TO DO
Extract all of the entries and give them again, word for word.

** Begin STORED ROWS **

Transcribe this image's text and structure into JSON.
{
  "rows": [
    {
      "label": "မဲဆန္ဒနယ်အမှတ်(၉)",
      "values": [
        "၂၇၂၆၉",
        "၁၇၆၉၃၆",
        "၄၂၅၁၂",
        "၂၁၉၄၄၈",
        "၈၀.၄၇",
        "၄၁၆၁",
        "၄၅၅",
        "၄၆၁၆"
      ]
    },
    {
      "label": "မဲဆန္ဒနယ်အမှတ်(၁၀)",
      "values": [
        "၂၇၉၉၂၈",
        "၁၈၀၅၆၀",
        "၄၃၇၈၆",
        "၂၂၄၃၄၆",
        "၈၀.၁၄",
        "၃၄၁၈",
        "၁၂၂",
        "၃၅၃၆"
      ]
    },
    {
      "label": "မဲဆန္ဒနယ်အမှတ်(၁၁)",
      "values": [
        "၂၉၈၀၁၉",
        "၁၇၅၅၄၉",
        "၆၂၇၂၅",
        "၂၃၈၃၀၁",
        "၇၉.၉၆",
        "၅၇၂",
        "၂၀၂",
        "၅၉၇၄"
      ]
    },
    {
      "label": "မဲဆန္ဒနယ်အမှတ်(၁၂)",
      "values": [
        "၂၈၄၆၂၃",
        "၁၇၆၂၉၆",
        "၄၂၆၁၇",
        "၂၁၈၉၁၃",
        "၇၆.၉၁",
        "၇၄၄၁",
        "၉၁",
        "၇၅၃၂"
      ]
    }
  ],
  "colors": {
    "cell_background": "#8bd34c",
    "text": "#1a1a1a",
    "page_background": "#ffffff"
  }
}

** End STORED ROWS **

TASK SOLUTION
Transcribe this image's text and structure into JSON.
{
  "rows": [
    {
      "label": "မဲဆန္ဒနယ်အမှတ်(၉)",
      "values": [
        "၂၇၂၆၉",
        "၁၇၆၉၃၆",
        "၄၂၅၁၂",
        "၂၁၉၄၄၈",
        "၈၀.၄၇",
        "၄၁၆၁",
        "၄၅၅",
        "၄၆၁၆"
      ]
    },
    {
      "label": "မဲဆန္ဒနယ်အမှတ်(၁၀)",
      "values": [
        "၂၇၉၉၂၈",
        "၁၈၀၅၆၀",
        "၄၃၇၈၆",
        "၂၂၄၃၄၆",
        "၈၀.၁၄",
        "၃၄၁၈",
        "၁၂၂",
        "၃၅၃၆"
      ]
    },
    {
      "label": "မဲဆန္ဒနယ်အမှတ်(၁၁)",
      "values": [
        "၂၉၈၀၁၉",
        "၁၇၅၅၄၉",
        "၆၂၇၂၅",
        "၂၃၈၃၀၁",
        "၇၉.၉၆",
        "၅၇၂",
        "၂၀၂",
        "၅၉၇၄"
      ]
    },
    {
      "label": "မဲဆန္ဒနယ်အမှတ်(၁၂)",
      "values": [
        "၂၈၄၆၂၃",
        "၁၇၆၂၉၆",
        "၄၂၆၁၇",
        "၂၁၈၉၁၃",
        "၇၆.၉၁",
        "၇၄၄၁",
        "၉၁",
        "၇၅၃၂"
      ]
    }
  ],
  "colors": {
    "cell_background": "#8bd34c",
    "text": "#1a1a1a",
    "page_background": "#ffffff"
  }
}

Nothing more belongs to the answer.